Figure record extracts:
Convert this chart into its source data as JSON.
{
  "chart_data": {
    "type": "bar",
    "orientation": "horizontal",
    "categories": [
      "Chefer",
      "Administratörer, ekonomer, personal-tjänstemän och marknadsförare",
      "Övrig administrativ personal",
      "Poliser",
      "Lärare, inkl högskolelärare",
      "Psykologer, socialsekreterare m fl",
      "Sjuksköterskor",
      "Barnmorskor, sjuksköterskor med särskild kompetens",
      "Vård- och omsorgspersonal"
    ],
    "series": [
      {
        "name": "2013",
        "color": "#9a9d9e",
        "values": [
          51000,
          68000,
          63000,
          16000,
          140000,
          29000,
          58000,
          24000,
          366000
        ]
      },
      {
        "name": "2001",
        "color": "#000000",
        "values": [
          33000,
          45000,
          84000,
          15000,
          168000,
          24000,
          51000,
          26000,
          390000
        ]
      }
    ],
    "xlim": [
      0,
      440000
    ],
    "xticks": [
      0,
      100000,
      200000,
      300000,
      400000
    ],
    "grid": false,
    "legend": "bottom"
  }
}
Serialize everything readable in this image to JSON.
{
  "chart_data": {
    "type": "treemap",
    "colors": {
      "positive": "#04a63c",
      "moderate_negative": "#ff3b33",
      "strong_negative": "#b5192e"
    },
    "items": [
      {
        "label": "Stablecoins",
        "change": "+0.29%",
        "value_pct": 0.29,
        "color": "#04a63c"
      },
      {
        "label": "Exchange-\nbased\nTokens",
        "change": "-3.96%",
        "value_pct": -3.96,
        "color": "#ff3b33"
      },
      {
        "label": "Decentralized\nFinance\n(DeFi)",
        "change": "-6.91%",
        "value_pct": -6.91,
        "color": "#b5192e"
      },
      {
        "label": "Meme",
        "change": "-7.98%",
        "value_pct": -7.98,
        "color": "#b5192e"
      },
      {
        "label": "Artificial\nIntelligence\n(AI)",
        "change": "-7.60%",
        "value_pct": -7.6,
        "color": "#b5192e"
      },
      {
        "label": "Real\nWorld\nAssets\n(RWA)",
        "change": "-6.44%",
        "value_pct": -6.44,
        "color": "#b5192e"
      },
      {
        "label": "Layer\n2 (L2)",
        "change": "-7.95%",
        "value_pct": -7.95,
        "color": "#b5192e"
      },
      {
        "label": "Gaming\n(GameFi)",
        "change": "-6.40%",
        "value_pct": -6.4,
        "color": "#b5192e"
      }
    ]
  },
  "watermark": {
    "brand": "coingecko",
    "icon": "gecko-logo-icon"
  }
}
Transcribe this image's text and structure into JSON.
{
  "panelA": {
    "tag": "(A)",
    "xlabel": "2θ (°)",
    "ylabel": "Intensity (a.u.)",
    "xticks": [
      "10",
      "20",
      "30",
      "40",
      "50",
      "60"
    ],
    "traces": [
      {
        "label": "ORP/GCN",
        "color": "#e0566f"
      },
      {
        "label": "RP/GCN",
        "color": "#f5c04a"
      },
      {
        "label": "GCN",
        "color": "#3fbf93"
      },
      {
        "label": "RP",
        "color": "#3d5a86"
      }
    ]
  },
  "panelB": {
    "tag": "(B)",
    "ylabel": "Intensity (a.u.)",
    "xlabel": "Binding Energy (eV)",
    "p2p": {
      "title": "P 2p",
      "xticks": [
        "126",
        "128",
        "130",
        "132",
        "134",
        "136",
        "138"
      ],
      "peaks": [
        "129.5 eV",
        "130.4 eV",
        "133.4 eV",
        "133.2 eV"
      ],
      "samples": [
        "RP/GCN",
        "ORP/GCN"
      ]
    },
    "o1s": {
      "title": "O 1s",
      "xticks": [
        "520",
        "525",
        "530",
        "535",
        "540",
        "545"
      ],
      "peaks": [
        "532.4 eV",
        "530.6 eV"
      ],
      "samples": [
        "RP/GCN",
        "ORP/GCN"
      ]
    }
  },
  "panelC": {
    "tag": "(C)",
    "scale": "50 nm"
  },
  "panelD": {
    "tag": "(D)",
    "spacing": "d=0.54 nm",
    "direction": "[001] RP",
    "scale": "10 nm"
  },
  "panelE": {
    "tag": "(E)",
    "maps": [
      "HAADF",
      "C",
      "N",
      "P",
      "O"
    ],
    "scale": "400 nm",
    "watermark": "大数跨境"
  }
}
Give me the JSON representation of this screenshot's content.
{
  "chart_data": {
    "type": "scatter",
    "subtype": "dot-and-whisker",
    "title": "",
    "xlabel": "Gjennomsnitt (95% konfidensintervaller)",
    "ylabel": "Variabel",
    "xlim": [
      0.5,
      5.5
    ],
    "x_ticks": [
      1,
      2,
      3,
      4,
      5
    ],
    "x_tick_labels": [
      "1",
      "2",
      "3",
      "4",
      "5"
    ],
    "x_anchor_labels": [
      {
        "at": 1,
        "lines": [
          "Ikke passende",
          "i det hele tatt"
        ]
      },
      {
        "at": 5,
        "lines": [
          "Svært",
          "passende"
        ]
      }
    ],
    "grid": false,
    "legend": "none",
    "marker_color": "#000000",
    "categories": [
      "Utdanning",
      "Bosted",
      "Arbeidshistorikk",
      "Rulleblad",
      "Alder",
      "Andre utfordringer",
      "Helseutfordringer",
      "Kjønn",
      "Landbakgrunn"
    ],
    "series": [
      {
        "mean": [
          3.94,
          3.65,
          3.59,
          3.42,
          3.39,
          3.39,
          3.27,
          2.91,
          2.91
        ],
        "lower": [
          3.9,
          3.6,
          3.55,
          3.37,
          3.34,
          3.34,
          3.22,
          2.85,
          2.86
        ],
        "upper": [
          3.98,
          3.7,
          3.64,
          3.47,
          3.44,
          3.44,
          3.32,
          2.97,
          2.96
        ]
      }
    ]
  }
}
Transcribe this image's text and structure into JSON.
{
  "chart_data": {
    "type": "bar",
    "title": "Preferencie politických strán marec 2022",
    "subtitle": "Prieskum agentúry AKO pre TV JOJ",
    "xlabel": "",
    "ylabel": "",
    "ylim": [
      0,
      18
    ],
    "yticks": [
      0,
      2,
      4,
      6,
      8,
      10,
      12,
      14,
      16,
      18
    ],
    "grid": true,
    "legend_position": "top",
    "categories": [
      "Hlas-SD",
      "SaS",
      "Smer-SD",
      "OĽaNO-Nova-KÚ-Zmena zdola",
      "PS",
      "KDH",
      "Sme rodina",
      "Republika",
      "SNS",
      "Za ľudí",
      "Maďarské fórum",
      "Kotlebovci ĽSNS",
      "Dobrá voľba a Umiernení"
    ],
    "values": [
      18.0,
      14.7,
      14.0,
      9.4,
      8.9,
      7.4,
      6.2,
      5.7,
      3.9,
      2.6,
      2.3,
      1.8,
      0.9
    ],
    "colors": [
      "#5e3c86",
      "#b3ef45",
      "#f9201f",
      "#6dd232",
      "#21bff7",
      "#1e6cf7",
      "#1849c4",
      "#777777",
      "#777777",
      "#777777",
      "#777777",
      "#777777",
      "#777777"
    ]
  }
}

• **BRIEF**:
Copy every line exactly. Leave nothing out.

• **CORRECT RESULT**:
Convert this chart into its source data as JSON.
{
  "chart_data": {
    "type": "bar",
    "orientation": "horizontal",
    "categories": [
      "Chefer",
      "Administratörer, ekonomer, personal-tjänstemän och marknadsförare",
      "Övrig administrativ personal",
      "Poliser",
      "Lärare, inkl högskolelärare",
      "Psykologer, socialsekreterare m fl",
      "Sjuksköterskor",
      "Barnmorskor, sjuksköterskor med särskild kompetens",
      "Vård- och omsorgspersonal"
    ],
    "series": [
      {
        "name": "2013",
        "color": "#9a9d9e",
        "values": [
          51000,
          68000,
          63000,
          16000,
          140000,
          29000,
          58000,
          24000,
          366000
        ]
      },
      {
        "name": "2001",
        "color": "#000000",
        "values": [
          33000,
          45000,
          84000,
          15000,
          168000,
          24000,
          51000,
          26000,
          390000
        ]
      }
    ],
    "xlim": [
      0,
      440000
    ],
    "xticks": [
      0,
      100000,
      200000,
      300000,
      400000
    ],
    "grid": false,
    "legend": "bottom"
  }
}
Serialize everything readable in this image to JSON.
{
  "chart_data": {
    "type": "treemap",
    "colors": {
      "positive": "#04a63c",
      "moderate_negative": "#ff3b33",
      "strong_negative": "#b5192e"
    },
    "items": [
      {
        "label": "Stablecoins",
        "change": "+0.29%",
        "value_pct": 0.29,
        "color": "#04a63c"
      },
      {
        "label": "Exchange-\nbased\nTokens",
        "change": "-3.96%",
        "value_pct": -3.96,
        "color": "#ff3b33"
      },
      {
        "label": "Decentralized\nFinance\n(DeFi)",
        "change": "-6.91%",
        "value_pct": -6.91,
        "color": "#b5192e"
      },
      {
        "label": "Meme",
        "change": "-7.98%",
        "value_pct": -7.98,
        "color": "#b5192e"
      },
      {
        "label": "Artificial\nIntelligence\n(AI)",
        "change": "-7.60%",
        "value_pct": -7.6,
        "color": "#b5192e"
      },
      {
        "label": "Real\nWorld\nAssets\n(RWA)",
        "change": "-6.44%",
        "value_pct": -6.44,
        "color": "#b5192e"
      },
      {
        "label": "Layer\n2 (L2)",
        "change": "-7.95%",
        "value_pct": -7.95,
        "color": "#b5192e"
      },
      {
        "label": "Gaming\n(GameFi)",
        "change": "-6.40%",
        "value_pct": -6.4,
        "color": "#b5192e"
      }
    ]
  },
  "watermark": {
    "brand": "coingecko",
    "icon": "gecko-logo-icon"
  }
}
Transcribe this image's text and structure into JSON.
{
  "panelA": {
    "tag": "(A)",
    "xlabel": "2θ (°)",
    "ylabel": "Intensity (a.u.)",
    "xticks": [
      "10",
      "20",
      "30",
      "40",
      "50",
      "60"
    ],
    "traces": [
      {
        "label": "ORP/GCN",
        "color": "#e0566f"
      },
      {
        "label": "RP/GCN",
        "color": "#f5c04a"
      },
      {
        "label": "GCN",
        "color": "#3fbf93"
      },
      {
        "label": "RP",
        "color": "#3d5a86"
      }
    ]
  },
  "panelB": {
    "tag": "(B)",
    "ylabel": "Intensity (a.u.)",
    "xlabel": "Binding Energy (eV)",
    "p2p": {
      "title": "P 2p",
      "xticks": [
        "126",
        "128",
        "130",
        "132",
        "134",
        "136",
        "138"
      ],
      "peaks": [
        "129.5 eV",
        "130.4 eV",
        "133.4 eV",
        "133.2 eV"
      ],
      "samples": [
        "RP/GCN",
        "ORP/GCN"
      ]
    },
    "o1s": {
      "title": "O 1s",
      "xticks": [
        "520",
        "525",
        "530",
        "535",
        "540",
        "545"
      ],
      "peaks": [
        "532.4 eV",
        "530.6 eV"
      ],
      "samples": [
        "RP/GCN",
        "ORP/GCN"
      ]
    }
  },
  "panelC": {
    "tag": "(C)",
    "scale": "50 nm"
  },
  "panelD": {
    "tag": "(D)",
    "spacing": "d=0.54 nm",
    "direction": "[001] RP",
    "scale": "10 nm"
  },
  "panelE": {
    "tag": "(E)",
    "maps": [
      "HAADF",
      "C",
      "N",
      "P",
      "O"
    ],
    "scale": "400 nm",
    "watermark": "大数跨境"
  }
}
Give me the JSON representation of this screenshot's content.
{
  "chart_data": {
    "type": "scatter",
    "subtype": "dot-and-whisker",
    "title": "",
    "xlabel": "Gjennomsnitt (95% konfidensintervaller)",
    "ylabel": "Variabel",
    "xlim": [
      0.5,
      5.5
    ],
    "x_ticks": [
      1,
      2,
      3,
      4,
      5
    ],
    "x_tick_labels": [
      "1",
      "2",
      "3",
      "4",
      "5"
    ],
    "x_anchor_labels": [
      {
        "at": 1,
        "lines": [
          "Ikke passende",
          "i det hele tatt"
        ]
      },
      {
        "at": 5,
        "lines": [
          "Svært",
          "passende"
        ]
      }
    ],
    "grid": false,
    "legend": "none",
    "marker_color": "#000000",
    "categories": [
      "Utdanning",
      "Bosted",
      "Arbeidshistorikk",
      "Rulleblad",
      "Alder",
      "Andre utfordringer",
      "Helseutfordringer",
      "Kjønn",
      "Landbakgrunn"
    ],
    "series": [
      {
        "mean": [
          3.94,
          3.65,
          3.59,
          3.42,
          3.39,
          3.39,
          3.27,
          2.91,
          2.91
        ],
        "lower": [
          3.9,
          3.6,
          3.55,
          3.37,
          3.34,
          3.34,
          3.22,
          2.85,
          2.86
        ],
        "upper": [
          3.98,
          3.7,
          3.64,
          3.47,
          3.44,
          3.44,
          3.32,
          2.97,
          2.96
        ]
      }
    ]
  }
}
Transcribe this image's text and structure into JSON.
{
  "chart_data": {
    "type": "bar",
    "title": "Preferencie politických strán marec 2022",
    "subtitle": "Prieskum agentúry AKO pre TV JOJ",
    "xlabel": "",
    "ylabel": "",
    "ylim": [
      0,
      18
    ],
    "yticks": [
      0,
      2,
      4,
      6,
      8,
      10,
      12,
      14,
      16,
      18
    ],
    "grid": true,
    "legend_position": "top",
    "categories": [
      "Hlas-SD",
      "SaS",
      "Smer-SD",
      "OĽaNO-Nova-KÚ-Zmena zdola",
      "PS",
      "KDH",
      "Sme rodina",
      "Republika",
      "SNS",
      "Za ľudí",
      "Maďarské fórum",
      "Kotlebovci ĽSNS",
      "Dobrá voľba a Umiernení"
    ],
    "values": [
      18.0,
      14.7,
      14.0,
      9.4,
      8.9,
      7.4,
      6.2,
      5.7,
      3.9,
      2.6,
      2.3,
      1.8,
      0.9
    ],
    "colors": [
      "#5e3c86",
      "#b3ef45",
      "#f9201f",
      "#6dd232",
      "#21bff7",
      "#1e6cf7",
      "#1849c4",
      "#777777",
      "#777777",
      "#777777",
      "#777777",
      "#777777",
      "#777777"
    ]
  }
}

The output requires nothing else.